--- begin Entries provided ---

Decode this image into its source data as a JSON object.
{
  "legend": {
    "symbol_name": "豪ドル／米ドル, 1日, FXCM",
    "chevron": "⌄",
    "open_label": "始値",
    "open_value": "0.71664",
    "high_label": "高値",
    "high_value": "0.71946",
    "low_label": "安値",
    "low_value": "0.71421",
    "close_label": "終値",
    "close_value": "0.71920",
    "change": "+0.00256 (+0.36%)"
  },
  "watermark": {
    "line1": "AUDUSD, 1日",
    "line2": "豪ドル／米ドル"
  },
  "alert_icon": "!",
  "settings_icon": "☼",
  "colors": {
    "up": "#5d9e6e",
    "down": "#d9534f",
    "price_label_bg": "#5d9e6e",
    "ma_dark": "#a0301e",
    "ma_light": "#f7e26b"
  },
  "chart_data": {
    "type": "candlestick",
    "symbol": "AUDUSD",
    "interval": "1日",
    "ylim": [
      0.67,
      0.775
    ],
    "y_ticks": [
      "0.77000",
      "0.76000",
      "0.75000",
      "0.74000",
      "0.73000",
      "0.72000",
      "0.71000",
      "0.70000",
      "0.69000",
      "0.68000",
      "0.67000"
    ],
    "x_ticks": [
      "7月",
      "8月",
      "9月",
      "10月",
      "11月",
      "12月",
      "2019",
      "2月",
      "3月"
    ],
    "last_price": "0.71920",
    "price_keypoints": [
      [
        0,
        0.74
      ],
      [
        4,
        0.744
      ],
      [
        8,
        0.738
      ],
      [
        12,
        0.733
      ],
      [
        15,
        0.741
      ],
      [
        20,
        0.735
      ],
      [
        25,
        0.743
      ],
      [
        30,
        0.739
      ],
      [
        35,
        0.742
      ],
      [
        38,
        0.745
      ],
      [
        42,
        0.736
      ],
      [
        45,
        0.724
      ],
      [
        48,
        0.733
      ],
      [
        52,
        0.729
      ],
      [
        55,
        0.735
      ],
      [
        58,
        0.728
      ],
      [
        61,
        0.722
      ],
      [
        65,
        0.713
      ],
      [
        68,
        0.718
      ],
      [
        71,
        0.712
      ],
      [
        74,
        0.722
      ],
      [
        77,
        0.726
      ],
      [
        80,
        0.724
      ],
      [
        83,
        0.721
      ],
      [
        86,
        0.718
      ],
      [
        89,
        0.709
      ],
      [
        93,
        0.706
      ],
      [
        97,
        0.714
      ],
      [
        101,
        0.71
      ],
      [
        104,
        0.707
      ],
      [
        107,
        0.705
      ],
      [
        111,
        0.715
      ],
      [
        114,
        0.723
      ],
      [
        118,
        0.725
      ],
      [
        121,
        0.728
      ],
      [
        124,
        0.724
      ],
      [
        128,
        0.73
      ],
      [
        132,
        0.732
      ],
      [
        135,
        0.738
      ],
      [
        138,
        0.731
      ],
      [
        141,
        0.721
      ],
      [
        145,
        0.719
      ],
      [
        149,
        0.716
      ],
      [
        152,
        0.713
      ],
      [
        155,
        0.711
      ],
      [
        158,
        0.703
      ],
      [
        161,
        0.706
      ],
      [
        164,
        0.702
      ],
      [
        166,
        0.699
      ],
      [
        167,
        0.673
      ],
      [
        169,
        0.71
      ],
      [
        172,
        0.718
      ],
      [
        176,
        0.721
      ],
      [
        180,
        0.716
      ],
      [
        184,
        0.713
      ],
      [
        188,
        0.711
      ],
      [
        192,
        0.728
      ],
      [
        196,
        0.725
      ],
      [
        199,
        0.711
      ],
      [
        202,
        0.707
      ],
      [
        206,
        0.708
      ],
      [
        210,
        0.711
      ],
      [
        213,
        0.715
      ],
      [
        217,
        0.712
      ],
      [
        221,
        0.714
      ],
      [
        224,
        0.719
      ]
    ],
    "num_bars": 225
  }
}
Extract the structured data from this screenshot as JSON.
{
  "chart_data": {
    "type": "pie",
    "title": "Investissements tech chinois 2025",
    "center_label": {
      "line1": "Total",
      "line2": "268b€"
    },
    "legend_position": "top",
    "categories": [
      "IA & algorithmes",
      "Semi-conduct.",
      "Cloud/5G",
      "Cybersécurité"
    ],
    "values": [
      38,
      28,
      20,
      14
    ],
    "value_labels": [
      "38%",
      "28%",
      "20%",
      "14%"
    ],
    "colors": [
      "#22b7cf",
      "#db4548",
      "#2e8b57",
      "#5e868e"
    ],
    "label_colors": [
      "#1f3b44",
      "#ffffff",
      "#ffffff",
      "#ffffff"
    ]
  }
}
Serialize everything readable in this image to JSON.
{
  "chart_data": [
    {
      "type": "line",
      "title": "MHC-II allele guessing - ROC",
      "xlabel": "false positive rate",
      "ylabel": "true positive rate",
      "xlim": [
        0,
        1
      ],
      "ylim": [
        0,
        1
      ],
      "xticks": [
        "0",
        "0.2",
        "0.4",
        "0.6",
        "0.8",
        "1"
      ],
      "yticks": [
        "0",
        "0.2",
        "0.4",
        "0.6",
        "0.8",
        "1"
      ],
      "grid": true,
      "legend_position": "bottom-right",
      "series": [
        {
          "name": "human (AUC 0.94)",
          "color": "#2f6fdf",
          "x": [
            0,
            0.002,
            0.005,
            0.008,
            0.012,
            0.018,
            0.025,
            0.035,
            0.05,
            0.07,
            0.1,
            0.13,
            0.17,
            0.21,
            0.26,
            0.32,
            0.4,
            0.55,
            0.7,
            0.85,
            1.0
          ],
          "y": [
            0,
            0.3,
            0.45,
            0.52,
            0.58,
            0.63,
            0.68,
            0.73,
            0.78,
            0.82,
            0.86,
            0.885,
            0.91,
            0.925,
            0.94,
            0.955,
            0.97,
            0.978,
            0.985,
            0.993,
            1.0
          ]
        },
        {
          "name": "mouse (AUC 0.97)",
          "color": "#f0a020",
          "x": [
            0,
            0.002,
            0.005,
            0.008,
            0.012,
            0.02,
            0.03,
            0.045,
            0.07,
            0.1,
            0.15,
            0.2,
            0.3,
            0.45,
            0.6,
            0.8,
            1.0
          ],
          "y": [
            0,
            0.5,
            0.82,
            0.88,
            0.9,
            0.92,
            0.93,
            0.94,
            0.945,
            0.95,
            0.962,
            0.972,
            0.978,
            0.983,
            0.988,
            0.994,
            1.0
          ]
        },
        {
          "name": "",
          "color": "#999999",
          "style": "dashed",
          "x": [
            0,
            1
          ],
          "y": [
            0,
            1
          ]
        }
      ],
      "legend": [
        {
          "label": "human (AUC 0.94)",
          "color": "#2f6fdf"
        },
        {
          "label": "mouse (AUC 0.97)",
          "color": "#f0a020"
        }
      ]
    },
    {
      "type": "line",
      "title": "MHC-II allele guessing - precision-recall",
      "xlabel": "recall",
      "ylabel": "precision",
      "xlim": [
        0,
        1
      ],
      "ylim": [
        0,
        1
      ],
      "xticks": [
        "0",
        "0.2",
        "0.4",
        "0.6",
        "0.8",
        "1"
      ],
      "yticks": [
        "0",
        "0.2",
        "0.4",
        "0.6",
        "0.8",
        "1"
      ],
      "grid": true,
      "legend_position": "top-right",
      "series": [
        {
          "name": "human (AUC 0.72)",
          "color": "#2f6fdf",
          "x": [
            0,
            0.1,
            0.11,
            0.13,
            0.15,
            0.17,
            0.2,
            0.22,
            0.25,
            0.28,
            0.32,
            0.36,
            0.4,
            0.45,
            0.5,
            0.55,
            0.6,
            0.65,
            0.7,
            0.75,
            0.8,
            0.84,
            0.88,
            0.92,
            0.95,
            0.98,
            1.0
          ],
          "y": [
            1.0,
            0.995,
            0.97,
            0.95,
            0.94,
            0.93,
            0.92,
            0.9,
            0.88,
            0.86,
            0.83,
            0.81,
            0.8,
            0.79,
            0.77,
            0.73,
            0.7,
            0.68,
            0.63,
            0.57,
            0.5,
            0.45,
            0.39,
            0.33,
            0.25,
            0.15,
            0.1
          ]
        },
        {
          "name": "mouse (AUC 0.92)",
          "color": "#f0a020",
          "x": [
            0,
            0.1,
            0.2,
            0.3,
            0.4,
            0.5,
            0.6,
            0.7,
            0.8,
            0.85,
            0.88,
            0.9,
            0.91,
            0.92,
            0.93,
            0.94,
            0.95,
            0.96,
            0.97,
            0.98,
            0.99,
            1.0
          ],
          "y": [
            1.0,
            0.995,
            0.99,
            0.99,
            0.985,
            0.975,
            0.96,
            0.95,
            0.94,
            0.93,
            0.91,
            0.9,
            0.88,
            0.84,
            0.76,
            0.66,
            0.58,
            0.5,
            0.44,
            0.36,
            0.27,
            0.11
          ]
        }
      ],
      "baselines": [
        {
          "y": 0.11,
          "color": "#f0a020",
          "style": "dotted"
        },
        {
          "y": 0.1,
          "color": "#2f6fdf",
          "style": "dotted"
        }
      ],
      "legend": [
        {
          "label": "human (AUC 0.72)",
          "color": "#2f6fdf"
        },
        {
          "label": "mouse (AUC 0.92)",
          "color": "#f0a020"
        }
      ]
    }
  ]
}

--- end Entries provided ---

• **Objective**
Write out every line of the data that holds the word "right".

• **Correct output**
      "legend_position": "bottom-right",
      "legend_position": "top-right",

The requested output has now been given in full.